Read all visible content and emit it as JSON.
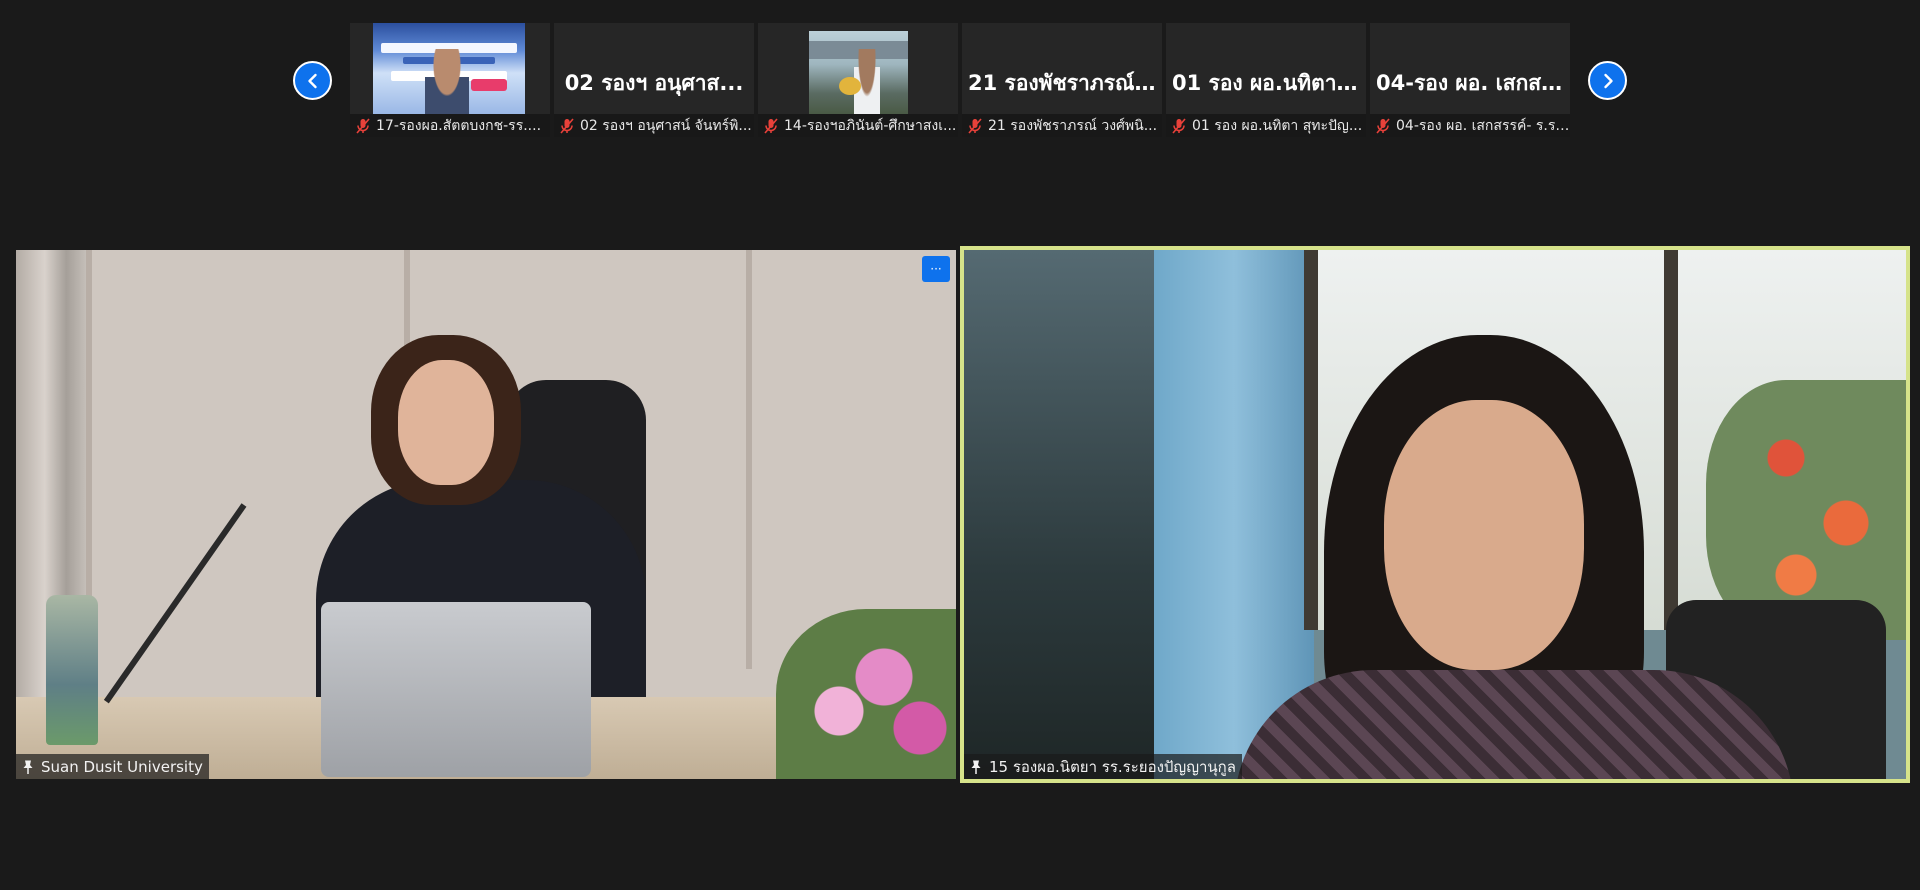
{
  "colors": {
    "background": "#1a1a1a",
    "accent": "#0e72ed",
    "active_speaker_border": "#d6e38a",
    "muted_icon": "#e8413a"
  },
  "navigation": {
    "prev_icon": "chevron-left-icon",
    "next_icon": "chevron-right-icon"
  },
  "thumbnails": [
    {
      "display": "video",
      "label": "17-รองผอ.สัตตบงกช-รร....",
      "muted": true
    },
    {
      "display": "name",
      "big_name": "02 รองฯ อนุศาส...",
      "label": "02 รองฯ อนุศาสน์ จันทร์พิ...",
      "muted": true
    },
    {
      "display": "video",
      "label": "14-รองฯอภินันต์-ศึกษาสงเ...",
      "muted": true
    },
    {
      "display": "name",
      "big_name": "21 รองพัชราภรณ์...",
      "label": "21 รองพัชราภรณ์ วงศ์พนิ...",
      "muted": true
    },
    {
      "display": "name",
      "big_name": "01 รอง ผอ.นทิตา...",
      "label": "01 รอง ผอ.นทิตา สุทะปัญ...",
      "muted": true
    },
    {
      "display": "name",
      "big_name": "04-รอง ผอ. เสกส...",
      "label": "04-รอง ผอ. เสกสรรค์- ร.ร....",
      "muted": true
    }
  ],
  "main_tiles": [
    {
      "name": "Suan Dusit University",
      "pinned": true,
      "more_label": "···"
    },
    {
      "name": "15 รองผอ.นิตยา  รร.ระยองปัญญานุกูล",
      "pinned": true,
      "active_speaker": true
    }
  ]
}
********************
## Task description
Go through the listing above and write it all out exactly, leaving out any picture.

## Solution for this problem
Read all visible content and emit it as JSON.
{
  "colors": {
    "background": "#1a1a1a",
    "accent": "#0e72ed",
    "active_speaker_border": "#d6e38a",
    "muted_icon": "#e8413a"
  },
  "navigation": {
    "prev_icon": "chevron-left-icon",
    "next_icon": "chevron-right-icon"
  },
  "thumbnails": [
    {
      "display": "video",
      "label": "17-รองผอ.สัตตบงกช-รร....",
      "muted": true
    },
    {
      "display": "name",
      "big_name": "02 รองฯ อนุศาส...",
      "label": "02 รองฯ อนุศาสน์ จันทร์พิ...",
      "muted": true
    },
    {
      "display": "video",
      "label": "14-รองฯอภินันต์-ศึกษาสงเ...",
      "muted": true
    },
    {
      "display": "name",
      "big_name": "21 รองพัชราภรณ์...",
      "label": "21 รองพัชราภรณ์ วงศ์พนิ...",
      "muted": true
    },
    {
      "display": "name",
      "big_name": "01 รอง ผอ.นทิตา...",
      "label": "01 รอง ผอ.นทิตา สุทะปัญ...",
      "muted": true
    },
    {
      "display": "name",
      "big_name": "04-รอง ผอ. เสกส...",
      "label": "04-รอง ผอ. เสกสรรค์- ร.ร....",
      "muted": true
    }
  ],
  "main_tiles": [
    {
      "name": "Suan Dusit University",
      "pinned": true,
      "more_label": "···"
    },
    {
      "name": "15 รองผอ.นิตยา  รร.ระยองปัญญานุกูล",
      "pinned": true,
      "active_speaker": true
    }
  ]
}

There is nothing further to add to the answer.